PROBLEM STATEMENT: Write out the entries verbatim and leave the images out of the copy.

(Stored records)
——

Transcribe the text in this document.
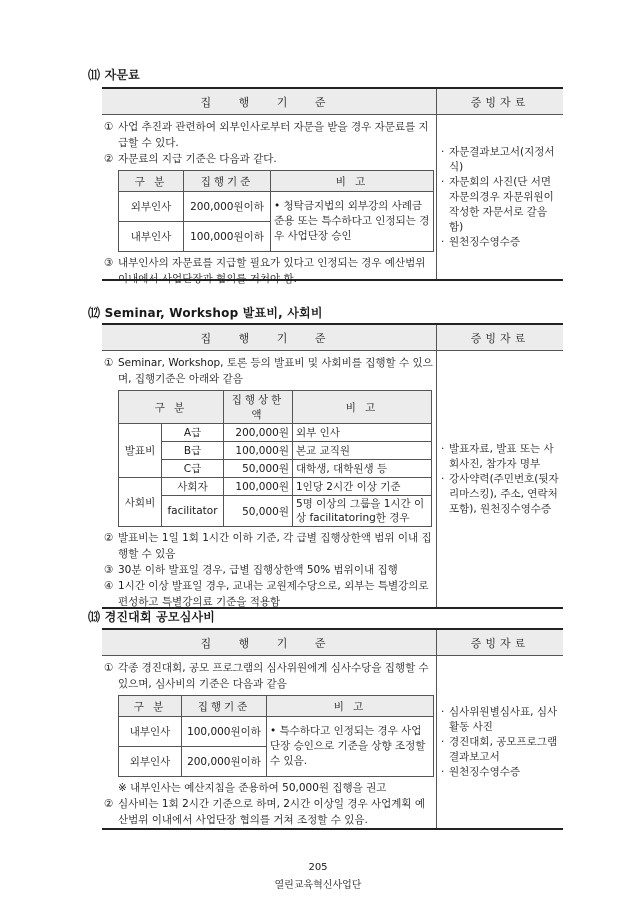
⑾ 자문료
집 행 기 준	증빙자료
① 사업 추진과 관련하여 외부인사로부터 자문을 받을 경우 자문료를 지급할 수 있다.
② 자문료의 지급 기준은 다음과 같다.
구 분	집행기준	비 고
외부인사	200,000원이하	• 청탁금지법의 외부강의 사례금 준용 또는 특수하다고 인정되는 경우 사업단장 승인
내부인사	100,000원이하	
③ 내부인사의 자문료를 지급할 필요가 있다고 인정되는 경우 예산범위 이내에서 사업단장과 협의를 거쳐야 함.
· 자문결과보고서(지정서식)
· 자문회의 사진(단 서면 자문의경우 자문위원이 작성한 자문서로 갈음함)
· 원천징수영수증
⑿ Seminar, Workshop 발표비, 사회비
집 행 기 준	증빙자료
① Seminar, Workshop, 토론 등의 발표비 및 사회비를 집행할 수 있으며, 집행기준은 아래와 같음
구 분		집행상한액	비 고
발표비	A급	200,000원	외부 인사
	B급	100,000원	본교 교직원
	C급	50,000원	대학생, 대학원생 등
사회비	사회자	100,000원	1인당 2시간 이상 기준
	facilitator	50,000원	5명 이상의 그룹을 1시간 이상 facilitatoring한 경우
② 발표비는 1일 1회 1시간 이하 기준, 각 급별 집행상한액 범위 이내 집행할 수 있음
③ 30분 이하 발표일 경우, 급별 집행상한액 50% 범위이내 집행
④ 1시간 이상 발표일 경우, 교내는 교원제수당으로, 외부는 특별강의로 편성하고 특별강의료 기준을 적용함
· 발표자료, 발표 또는 사회사진, 참가자 명부
· 강사약력(주민번호(뒷자리마스킹), 주소, 연락처 포함), 원천징수영수증
⒀ 경진대회 공모심사비
집 행 기 준	증빙자료
① 각종 경진대회, 공모 프로그램의 심사위원에게 심사수당을 집행할 수 있으며, 심사비의 기준은 다음과 같음
구 분	집행기준	비 고
내부인사	100,000원이하	• 특수하다고 인정되는 경우 사업단장 승인으로 기준을 상향 조정할 수 있음.
외부인사	200,000원이하	
※ 내부인사는 예산지침을 준용하여 50,000원 집행을 권고
② 심사비는 1회 2시간 기준으로 하며, 2시간 이상일 경우 사업계획 예산범위 이내에서 사업단장 협의를 거쳐 조정할 수 있음.
· 심사위원별심사표, 심사활동 사진
· 경진대회, 공모프로그램 결과보고서
· 원천징수영수증
205
열린교육혁신사업단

——

CORRECT ANSWER:
Transcribe the text in this document.
⑾ 자문료
집 행 기 준	증빙자료
① 사업 추진과 관련하여 외부인사로부터 자문을 받을 경우 자문료를 지급할 수 있다.
② 자문료의 지급 기준은 다음과 같다.
구 분	집행기준	비 고
외부인사	200,000원이하	• 청탁금지법의 외부강의 사례금 준용 또는 특수하다고 인정되는 경우 사업단장 승인
내부인사	100,000원이하	
③ 내부인사의 자문료를 지급할 필요가 있다고 인정되는 경우 예산범위 이내에서 사업단장과 협의를 거쳐야 함.
· 자문결과보고서(지정서식)
· 자문회의 사진(단 서면 자문의경우 자문위원이 작성한 자문서로 갈음함)
· 원천징수영수증
⑿ Seminar, Workshop 발표비, 사회비
집 행 기 준	증빙자료
① Seminar, Workshop, 토론 등의 발표비 및 사회비를 집행할 수 있으며, 집행기준은 아래와 같음
구 분		집행상한액	비 고
발표비	A급	200,000원	외부 인사
	B급	100,000원	본교 교직원
	C급	50,000원	대학생, 대학원생 등
사회비	사회자	100,000원	1인당 2시간 이상 기준
	facilitator	50,000원	5명 이상의 그룹을 1시간 이상 facilitatoring한 경우
② 발표비는 1일 1회 1시간 이하 기준, 각 급별 집행상한액 범위 이내 집행할 수 있음
③ 30분 이하 발표일 경우, 급별 집행상한액 50% 범위이내 집행
④ 1시간 이상 발표일 경우, 교내는 교원제수당으로, 외부는 특별강의로 편성하고 특별강의료 기준을 적용함
· 발표자료, 발표 또는 사회사진, 참가자 명부
· 강사약력(주민번호(뒷자리마스킹), 주소, 연락처 포함), 원천징수영수증
⒀ 경진대회 공모심사비
집 행 기 준	증빙자료
① 각종 경진대회, 공모 프로그램의 심사위원에게 심사수당을 집행할 수 있으며, 심사비의 기준은 다음과 같음
구 분	집행기준	비 고
내부인사	100,000원이하	• 특수하다고 인정되는 경우 사업단장 승인으로 기준을 상향 조정할 수 있음.
외부인사	200,000원이하	
※ 내부인사는 예산지침을 준용하여 50,000원 집행을 권고
② 심사비는 1회 2시간 기준으로 하며, 2시간 이상일 경우 사업계획 예산범위 이내에서 사업단장 협의를 거쳐 조정할 수 있음.
· 심사위원별심사표, 심사활동 사진
· 경진대회, 공모프로그램 결과보고서
· 원천징수영수증
205
열린교육혁신사업단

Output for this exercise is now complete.